» Written task:
Please copy every line of the records below that holds the word "Economics".

» Saved entries:

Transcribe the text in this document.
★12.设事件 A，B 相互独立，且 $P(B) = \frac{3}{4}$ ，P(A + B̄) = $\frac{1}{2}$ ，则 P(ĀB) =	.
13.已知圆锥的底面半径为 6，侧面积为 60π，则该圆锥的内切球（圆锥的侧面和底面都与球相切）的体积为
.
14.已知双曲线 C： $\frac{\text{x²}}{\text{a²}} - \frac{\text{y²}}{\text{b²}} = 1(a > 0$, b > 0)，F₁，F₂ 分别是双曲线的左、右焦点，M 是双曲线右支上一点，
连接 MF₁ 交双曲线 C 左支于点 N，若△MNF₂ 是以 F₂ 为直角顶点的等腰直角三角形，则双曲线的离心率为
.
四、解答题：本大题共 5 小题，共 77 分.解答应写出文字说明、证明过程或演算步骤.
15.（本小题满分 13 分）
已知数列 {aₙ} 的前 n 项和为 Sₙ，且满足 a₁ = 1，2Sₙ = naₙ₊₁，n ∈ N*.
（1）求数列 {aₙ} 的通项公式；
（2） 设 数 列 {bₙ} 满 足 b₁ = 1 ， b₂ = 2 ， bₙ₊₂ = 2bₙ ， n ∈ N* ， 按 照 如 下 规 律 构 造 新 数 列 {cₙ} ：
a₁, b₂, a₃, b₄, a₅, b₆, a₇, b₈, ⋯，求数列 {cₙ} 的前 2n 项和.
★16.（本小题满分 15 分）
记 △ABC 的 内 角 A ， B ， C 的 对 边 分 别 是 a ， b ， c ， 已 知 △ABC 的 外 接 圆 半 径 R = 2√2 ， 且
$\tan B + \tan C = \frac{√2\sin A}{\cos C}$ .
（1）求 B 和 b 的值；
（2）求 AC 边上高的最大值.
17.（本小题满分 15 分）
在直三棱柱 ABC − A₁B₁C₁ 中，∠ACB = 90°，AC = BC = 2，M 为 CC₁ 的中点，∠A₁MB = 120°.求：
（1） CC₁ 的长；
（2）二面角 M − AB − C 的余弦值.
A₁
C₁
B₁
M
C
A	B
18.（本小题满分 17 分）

---

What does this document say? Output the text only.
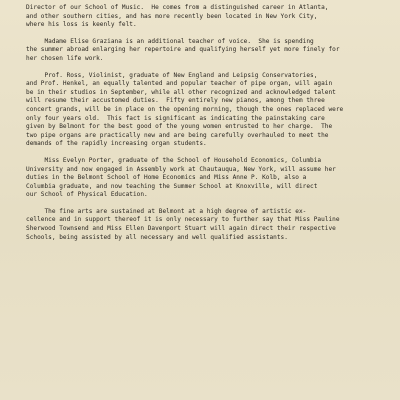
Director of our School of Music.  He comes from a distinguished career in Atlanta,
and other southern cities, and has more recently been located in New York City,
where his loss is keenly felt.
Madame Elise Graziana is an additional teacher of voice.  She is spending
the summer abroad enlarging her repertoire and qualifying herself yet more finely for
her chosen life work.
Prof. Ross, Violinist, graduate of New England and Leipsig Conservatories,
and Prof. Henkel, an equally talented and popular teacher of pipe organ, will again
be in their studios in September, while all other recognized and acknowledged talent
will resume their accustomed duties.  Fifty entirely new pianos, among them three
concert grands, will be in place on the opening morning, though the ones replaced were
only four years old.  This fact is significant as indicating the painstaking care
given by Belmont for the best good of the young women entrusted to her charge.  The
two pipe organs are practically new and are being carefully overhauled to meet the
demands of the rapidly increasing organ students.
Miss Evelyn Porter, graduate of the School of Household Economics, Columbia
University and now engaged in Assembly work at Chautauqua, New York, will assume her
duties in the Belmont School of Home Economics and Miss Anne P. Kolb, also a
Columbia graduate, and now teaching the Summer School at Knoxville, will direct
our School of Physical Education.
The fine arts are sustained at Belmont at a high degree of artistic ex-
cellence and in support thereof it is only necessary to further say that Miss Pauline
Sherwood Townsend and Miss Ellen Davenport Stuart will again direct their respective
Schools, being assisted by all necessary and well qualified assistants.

==

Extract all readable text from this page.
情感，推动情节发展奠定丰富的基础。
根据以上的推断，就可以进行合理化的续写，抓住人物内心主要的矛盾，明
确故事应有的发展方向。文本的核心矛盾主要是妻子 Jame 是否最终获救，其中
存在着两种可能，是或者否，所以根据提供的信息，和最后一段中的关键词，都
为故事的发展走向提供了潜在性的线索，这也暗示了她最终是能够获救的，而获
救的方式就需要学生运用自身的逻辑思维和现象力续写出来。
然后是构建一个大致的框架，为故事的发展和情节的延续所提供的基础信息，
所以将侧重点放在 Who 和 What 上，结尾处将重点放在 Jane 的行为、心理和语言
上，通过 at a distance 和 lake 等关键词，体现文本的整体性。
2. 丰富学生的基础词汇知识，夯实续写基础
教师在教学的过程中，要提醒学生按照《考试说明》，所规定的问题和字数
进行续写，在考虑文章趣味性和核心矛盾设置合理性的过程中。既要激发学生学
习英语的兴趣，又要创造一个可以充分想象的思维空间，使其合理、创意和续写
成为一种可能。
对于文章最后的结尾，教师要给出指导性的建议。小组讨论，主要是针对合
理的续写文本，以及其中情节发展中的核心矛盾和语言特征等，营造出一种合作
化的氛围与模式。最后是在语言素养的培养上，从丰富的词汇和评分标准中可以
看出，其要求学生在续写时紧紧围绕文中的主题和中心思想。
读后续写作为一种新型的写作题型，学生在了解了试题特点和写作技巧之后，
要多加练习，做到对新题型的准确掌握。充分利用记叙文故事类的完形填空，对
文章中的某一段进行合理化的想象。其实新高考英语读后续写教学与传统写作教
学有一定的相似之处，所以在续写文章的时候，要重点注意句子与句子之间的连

» Answer to this problem:
Miss Evelyn Porter, graduate of the School of Household Economics, Columbia
duties in the Belmont School of Home Economics and Miss Anne P. Kolb, also a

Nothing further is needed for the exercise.